_COMPITO A:_
Nell'articolo sulla riforma dei processi, chi sono i firmatari della proposta di legge del centrosinistra presentata nella XIV legislatura? Elencali tutti.
_COMPITO B:_
Nell'articolo sulla riforma dei processi, trasforma in un elenco puntato il paragrafo che inizia con «Di certo a Berlusconi serve», conservandone i fatti principali.
_COMPITO C:_
Prosegui l'articolo sulla riforma dei processi a partire dall'ultima frase riportata.

_TESTO ESTRATTO:_
------------------------------

Il Cavaliere e le 30 bozze per riformare i processi «Tutto alla luce del sole»

Sul tavolo anche due tipi di prescrizione.

«Spiegherò personalmente al Parlamento e al Paese»


La legislatura è appena iniziata eppure sembra già il finale di partita. Perchè è chiaro che le sorti della po­litica sono legate al destino giudizia­rio di Berlusconi, e che una sentenza avversa al Cavaliere avrebbe l’effetto di una mozione di sfiducia su una sta­gione che dura ormai da quindici an­ni. Il premier è consapevole di giocar­si la sfida decisiva e pare abbia capito che per affrontarla non è più tempo di sotterfugi legislativi, di emendamenti dalla paternità incerta presentati di soppiatto in Parlamento. «Stavolta av­verrà tutto alla luce del sole», così ha promesso: «Stavolta me ne farò carico personalmente, lo spiegherò al Parla­mento e al Paese». Sono parole che aveva già usato nei giorni in cui stava per essere varato il lodo Alfano, e chissà se adesso terrà fede all’impegno, se si esporrà metten­do il sigillo politico sul disegno di leg­ge a cui gli sherpa del centrodestra stanno lavorando, e che sarà pronto la prossima settimana.

Di certo a Berlu­sconi serve un’intesa che non può li­mitarsi agli alleati, ma deve coinvolge­re il più possibile istituzioni e pezzi di opposizione. Perciò la trattativa si è protratta nel tempo, per questo il Ca­valiere ha voluto discuterne anche (e non solo) con Casini, che ieri — du­rante l’incontro a palazzo Chigi — gli ha consigliato «con affetto e amicizia» di porre fine al clima di tensione con il Colle, di evitare lo scontro con Napo­litano, che «è controproducente per te e ti allontana anche da me».
Più chia­ro di così. In ballo ci sono due tipi di prescri­zione, lo spostamento di competenze a Roma per i processi che coinvolgo­no parlamentari, norme che hanno ef­fetti sui giudizi tributari. Più di trenta le bozze finora elaborate, alcune pren­dono spunto da proposte di legge del centrosinistra, come quella presenta­ta nella XIV legislatura da Calvi, Ayala, Brutti e Maritati, che è stata modifica­ta dai tecnici della maggioranza fino a trasformare la prescrizione in una ve­ra e propria estinzione dei processi. Ghedini e Bongiorno, in nome e per conto di Berlusconi e Fini si telefona­no con cadenza oraria per aggiornare il testo di legge, avvisare il premier, il presidente della Camera, e anche espo­nenti di spicco dell’opposizione.

------------------------------

_RIGHE FORNITE:_

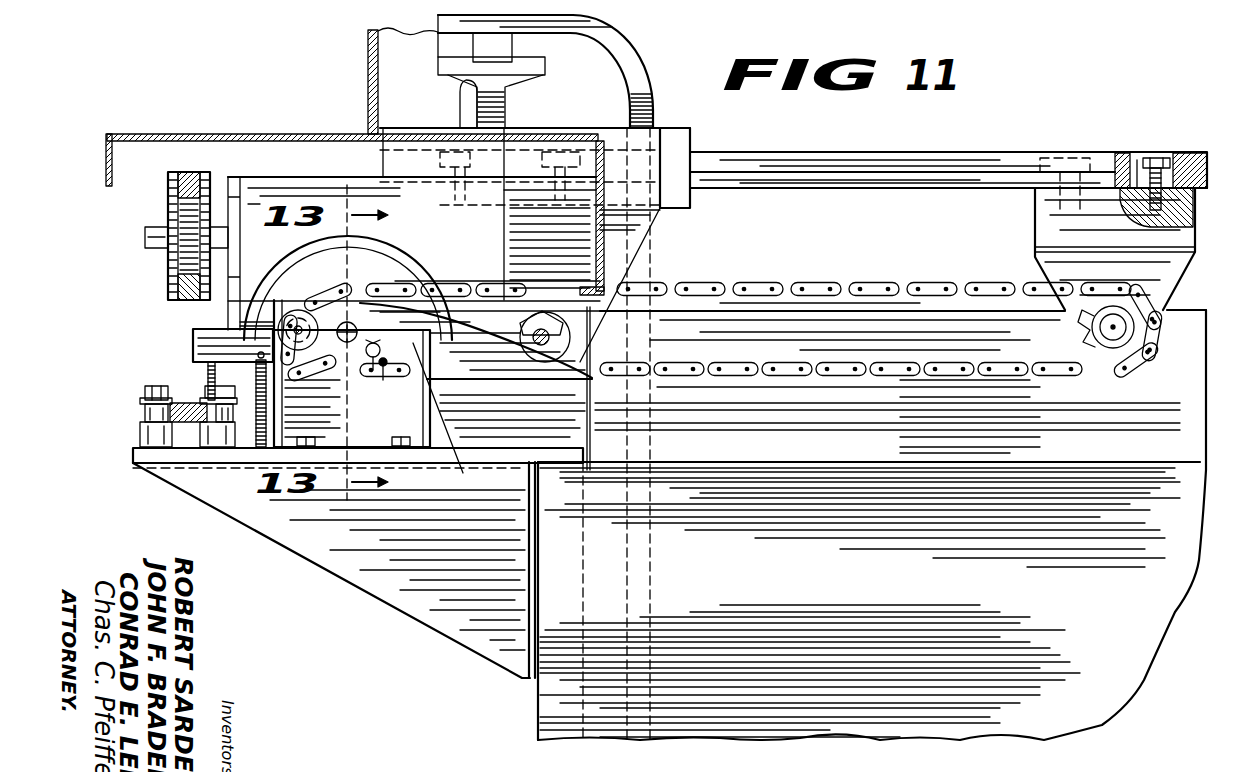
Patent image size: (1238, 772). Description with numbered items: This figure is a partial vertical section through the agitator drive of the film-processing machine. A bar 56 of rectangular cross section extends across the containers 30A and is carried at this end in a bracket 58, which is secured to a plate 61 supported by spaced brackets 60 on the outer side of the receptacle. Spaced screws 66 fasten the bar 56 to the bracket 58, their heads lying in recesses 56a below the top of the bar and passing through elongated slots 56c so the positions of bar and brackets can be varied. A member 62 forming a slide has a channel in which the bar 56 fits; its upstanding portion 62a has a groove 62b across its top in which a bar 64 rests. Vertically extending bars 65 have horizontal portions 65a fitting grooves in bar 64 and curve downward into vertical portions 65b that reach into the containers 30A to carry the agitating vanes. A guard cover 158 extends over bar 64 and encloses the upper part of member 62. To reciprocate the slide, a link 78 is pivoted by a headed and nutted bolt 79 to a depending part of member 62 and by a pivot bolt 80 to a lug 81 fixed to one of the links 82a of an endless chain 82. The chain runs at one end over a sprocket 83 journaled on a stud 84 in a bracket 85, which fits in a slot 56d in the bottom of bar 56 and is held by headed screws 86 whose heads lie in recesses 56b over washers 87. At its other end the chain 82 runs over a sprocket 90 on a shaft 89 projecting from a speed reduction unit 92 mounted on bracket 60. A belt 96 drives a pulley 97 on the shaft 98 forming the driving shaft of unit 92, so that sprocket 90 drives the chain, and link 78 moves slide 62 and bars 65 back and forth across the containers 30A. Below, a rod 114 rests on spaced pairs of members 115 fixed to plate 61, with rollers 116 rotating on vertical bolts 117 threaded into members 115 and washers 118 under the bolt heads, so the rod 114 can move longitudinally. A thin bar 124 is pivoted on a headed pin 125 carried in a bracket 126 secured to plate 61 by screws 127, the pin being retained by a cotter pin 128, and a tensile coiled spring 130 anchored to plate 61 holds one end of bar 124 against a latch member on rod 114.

The housing or guard cover 158 is at (368, 44).
The vertically extending bars 65 is at (620, 53).
The horizontal portions of bars 65 65a is at (462, 28).
The vertical portions of bars 65 65b is at (650, 268).
The bar 64 is at (507, 43).
The slide member 62 is at (680, 108).
The upstanding portion of member 62 62a is at (495, 102).
The groove 62b is at (482, 60).
The bar 56 is at (720, 160).
The recesses 56a is at (483, 163).
The recesses 56b is at (1133, 158).
The elongated slots 56c is at (1202, 158).
The slot 56d is at (1193, 192).
The headed screws 86 is at (1147, 157).
The washers 87 is at (1170, 157).
The bracket 85 is at (1187, 237).
The stud 84 is at (1120, 330).
The sprocket 83 is at (1085, 353).
The endless chain 82 is at (703, 287).
The chain link 82a is at (457, 287).
The containers 30A is at (780, 313).
The spaced screws 66 is at (505, 233).
The speed reduction unit 92 is at (300, 158).
The headed and nutted bolt 79 is at (583, 330).
The sprocket 90 is at (460, 320).
The bracket 58 is at (413, 243).
The spaced brackets 60 is at (282, 293).
The belt 96 is at (193, 172).
The pulley 97 is at (168, 272).
The shaft 98 is at (157, 225).
The pivot bolt 80 is at (315, 307).
The shaft 89 is at (345, 292).
The link 78 is at (400, 283).
The lug 81 is at (262, 324).
The bar 124 is at (200, 340).
The cotter pin 128 is at (383, 363).
The screws 127 is at (407, 427).
The bracket 126 is at (372, 456).
The headed pin 125 is at (449, 416).
The plate 61 is at (172, 457).
The tensile coiled spring 130 is at (253, 413).
The vertically disposed bolts 117 is at (153, 385).
The washers 118 is at (140, 397).
The rollers 116 is at (140, 412).
The spaced pairs of members 115 is at (120, 418).
The rod or bar 114 is at (195, 395).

------------------------------

_RISPOSTA A:_
- Calvi
- Ayala
- Brutti
- Maritati

_RISPOSTA B:_
- A Berlusconi serve un'intesa che non si limiti agli alleati e coinvolga il più possibile istituzioni e pezzi di opposizione.
- Per questo la trattativa si è protratta nel tempo.
- Il Cavaliere ne ha discusso anche, e non solo, con Casini.
- Ieri, durante l'incontro a palazzo Chigi, Casini gli ha consigliato «con affetto e amicizia» di porre fine al clima di tensione con il Colle.
- Gli ha inoltre suggerito di evitare lo scontro con Napolitano, perché «è controproducente per te e ti allontana anche da me».

_RISPOSTA C:_
In ballo non c’è solo il destino del Cavaliere, anche se è lui a sentirsi «nel centro del mirino», oggetto di una ma­novra concentrica che per la prima volta lo colpisce sul versante economi­co oltre che su quello penale. Fatica a trattenersi dinnanzi alle obiezioni giu­ridiche degli alleati: «I processi miei sono anche processi vostri», ha urlato l’ultima volta. Fini glielo riconosce, «riconosco — dice — che Silvio è vitti­ma di un accanimento giudiziario da quando è entrato in politica», e sta col­laborando per disinnescare un conflit­to che avrebbe effetti devastanti sul si­stema. Chiede però che il delicato pas­saggio legislativo segua un corso pre­ciso, eviti contrasti con il capo dello Stato, non confligga con la Costituzio­ne e abbia un impatto il più limitato possibile sui cittadini.

Le tensioni tra i due alleati sull’argo­mento erano state messe nel conto. Non c’entrano stavolta le diversità ca­ratteriali o le presunte strategie politi­che divergenti.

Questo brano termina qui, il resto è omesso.